• [What the task requires] Look through the records that follow. Copy every line containing the word "Time".

• [Data shown]

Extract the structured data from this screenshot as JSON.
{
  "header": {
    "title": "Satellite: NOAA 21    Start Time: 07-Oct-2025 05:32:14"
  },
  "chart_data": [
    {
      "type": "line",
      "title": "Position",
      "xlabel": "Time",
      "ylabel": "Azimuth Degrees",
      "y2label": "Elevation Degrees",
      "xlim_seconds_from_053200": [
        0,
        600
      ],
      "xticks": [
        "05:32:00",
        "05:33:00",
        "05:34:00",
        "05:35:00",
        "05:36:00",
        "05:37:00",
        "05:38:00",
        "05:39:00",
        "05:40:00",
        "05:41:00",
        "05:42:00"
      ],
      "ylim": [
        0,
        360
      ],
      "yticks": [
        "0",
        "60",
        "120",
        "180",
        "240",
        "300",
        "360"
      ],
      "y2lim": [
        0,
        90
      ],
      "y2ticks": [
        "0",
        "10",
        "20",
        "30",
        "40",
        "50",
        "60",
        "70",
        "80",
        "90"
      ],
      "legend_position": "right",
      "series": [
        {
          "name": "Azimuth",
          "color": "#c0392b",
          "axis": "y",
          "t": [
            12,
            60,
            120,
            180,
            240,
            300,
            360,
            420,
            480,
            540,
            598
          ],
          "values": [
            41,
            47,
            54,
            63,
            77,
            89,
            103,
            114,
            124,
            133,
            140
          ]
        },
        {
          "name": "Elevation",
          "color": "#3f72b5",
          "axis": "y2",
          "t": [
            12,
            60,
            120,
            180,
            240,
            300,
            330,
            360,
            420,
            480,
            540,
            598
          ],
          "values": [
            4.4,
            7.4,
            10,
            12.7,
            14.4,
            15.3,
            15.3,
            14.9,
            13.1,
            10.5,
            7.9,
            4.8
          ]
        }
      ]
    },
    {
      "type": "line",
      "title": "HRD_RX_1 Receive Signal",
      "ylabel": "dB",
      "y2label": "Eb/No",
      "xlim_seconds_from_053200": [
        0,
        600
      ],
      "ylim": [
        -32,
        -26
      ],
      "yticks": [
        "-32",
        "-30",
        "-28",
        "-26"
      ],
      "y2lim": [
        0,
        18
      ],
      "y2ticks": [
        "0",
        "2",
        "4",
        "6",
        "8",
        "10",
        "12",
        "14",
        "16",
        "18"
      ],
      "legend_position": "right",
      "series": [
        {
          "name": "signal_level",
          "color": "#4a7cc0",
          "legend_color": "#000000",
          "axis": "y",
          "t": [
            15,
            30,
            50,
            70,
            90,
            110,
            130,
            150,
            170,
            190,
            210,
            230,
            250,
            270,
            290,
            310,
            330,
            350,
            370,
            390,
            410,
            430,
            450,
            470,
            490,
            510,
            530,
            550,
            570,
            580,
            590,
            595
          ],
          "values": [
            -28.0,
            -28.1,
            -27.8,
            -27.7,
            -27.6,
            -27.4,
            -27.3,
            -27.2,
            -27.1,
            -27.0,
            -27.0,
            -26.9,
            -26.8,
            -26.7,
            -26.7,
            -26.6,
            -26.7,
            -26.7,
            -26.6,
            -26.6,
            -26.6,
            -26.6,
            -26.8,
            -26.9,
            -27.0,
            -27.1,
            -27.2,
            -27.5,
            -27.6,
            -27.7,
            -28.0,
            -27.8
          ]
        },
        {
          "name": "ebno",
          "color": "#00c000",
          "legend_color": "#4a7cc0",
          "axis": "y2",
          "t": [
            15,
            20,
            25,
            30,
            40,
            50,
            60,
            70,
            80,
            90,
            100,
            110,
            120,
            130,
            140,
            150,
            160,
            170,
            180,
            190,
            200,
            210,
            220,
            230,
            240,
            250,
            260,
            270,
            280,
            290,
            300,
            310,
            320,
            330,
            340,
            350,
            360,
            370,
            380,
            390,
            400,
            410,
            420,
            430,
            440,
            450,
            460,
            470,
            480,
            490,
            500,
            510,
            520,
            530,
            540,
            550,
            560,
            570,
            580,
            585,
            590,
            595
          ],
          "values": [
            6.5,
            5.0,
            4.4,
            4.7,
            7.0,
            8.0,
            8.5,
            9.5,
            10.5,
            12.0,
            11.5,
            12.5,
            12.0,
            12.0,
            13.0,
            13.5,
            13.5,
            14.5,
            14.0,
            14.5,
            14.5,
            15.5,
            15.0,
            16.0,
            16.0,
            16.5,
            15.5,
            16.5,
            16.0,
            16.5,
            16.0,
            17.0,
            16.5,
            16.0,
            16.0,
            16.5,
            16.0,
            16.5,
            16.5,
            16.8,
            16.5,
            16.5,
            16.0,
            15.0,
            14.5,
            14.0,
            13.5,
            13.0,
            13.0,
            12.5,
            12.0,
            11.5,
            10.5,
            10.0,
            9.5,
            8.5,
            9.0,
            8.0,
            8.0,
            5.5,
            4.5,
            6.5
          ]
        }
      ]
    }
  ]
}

• [The completed task]
    "title": "Satellite: NOAA 21    Start Time: 07-Oct-2025 05:32:14"
      "xlabel": "Time",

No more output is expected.